Stated exercise:
Set down the full listing exactly, character for character.

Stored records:
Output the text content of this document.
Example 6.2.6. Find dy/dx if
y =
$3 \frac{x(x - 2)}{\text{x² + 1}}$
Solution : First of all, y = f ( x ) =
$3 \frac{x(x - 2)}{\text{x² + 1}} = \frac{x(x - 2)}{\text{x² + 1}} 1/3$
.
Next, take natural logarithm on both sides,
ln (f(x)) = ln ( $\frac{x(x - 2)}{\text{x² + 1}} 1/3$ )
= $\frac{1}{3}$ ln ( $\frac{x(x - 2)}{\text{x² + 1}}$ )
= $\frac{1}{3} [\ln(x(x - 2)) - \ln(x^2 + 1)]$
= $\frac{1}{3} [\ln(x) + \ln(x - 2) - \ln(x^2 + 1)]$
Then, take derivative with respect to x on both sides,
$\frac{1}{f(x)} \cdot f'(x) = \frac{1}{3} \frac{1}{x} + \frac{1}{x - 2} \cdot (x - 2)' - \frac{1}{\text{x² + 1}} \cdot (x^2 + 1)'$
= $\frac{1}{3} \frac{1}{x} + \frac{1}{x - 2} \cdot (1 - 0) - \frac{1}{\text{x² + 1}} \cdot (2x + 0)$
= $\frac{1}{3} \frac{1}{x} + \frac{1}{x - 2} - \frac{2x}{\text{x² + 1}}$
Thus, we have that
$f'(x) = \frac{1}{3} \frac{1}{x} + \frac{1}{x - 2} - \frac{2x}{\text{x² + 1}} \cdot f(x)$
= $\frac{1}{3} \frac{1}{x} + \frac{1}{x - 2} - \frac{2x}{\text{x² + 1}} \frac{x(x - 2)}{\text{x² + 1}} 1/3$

Written reply:
Output the text content of this document.
Example 6.2.6. Find dy/dx if
y =
$3 \frac{x(x - 2)}{\text{x² + 1}}$
Solution : First of all, y = f ( x ) =
$3 \frac{x(x - 2)}{\text{x² + 1}} = \frac{x(x - 2)}{\text{x² + 1}} 1/3$
.
Next, take natural logarithm on both sides,
ln (f(x)) = ln ( $\frac{x(x - 2)}{\text{x² + 1}} 1/3$ )
= $\frac{1}{3}$ ln ( $\frac{x(x - 2)}{\text{x² + 1}}$ )
= $\frac{1}{3} [\ln(x(x - 2)) - \ln(x^2 + 1)]$
= $\frac{1}{3} [\ln(x) + \ln(x - 2) - \ln(x^2 + 1)]$
Then, take derivative with respect to x on both sides,
$\frac{1}{f(x)} \cdot f'(x) = \frac{1}{3} \frac{1}{x} + \frac{1}{x - 2} \cdot (x - 2)' - \frac{1}{\text{x² + 1}} \cdot (x^2 + 1)'$
= $\frac{1}{3} \frac{1}{x} + \frac{1}{x - 2} \cdot (1 - 0) - \frac{1}{\text{x² + 1}} \cdot (2x + 0)$
= $\frac{1}{3} \frac{1}{x} + \frac{1}{x - 2} - \frac{2x}{\text{x² + 1}}$
Thus, we have that
$f'(x) = \frac{1}{3} \frac{1}{x} + \frac{1}{x - 2} - \frac{2x}{\text{x² + 1}} \cdot f(x)$
= $\frac{1}{3} \frac{1}{x} + \frac{1}{x - 2} - \frac{2x}{\text{x² + 1}} \frac{x(x - 2)}{\text{x² + 1}} 1/3$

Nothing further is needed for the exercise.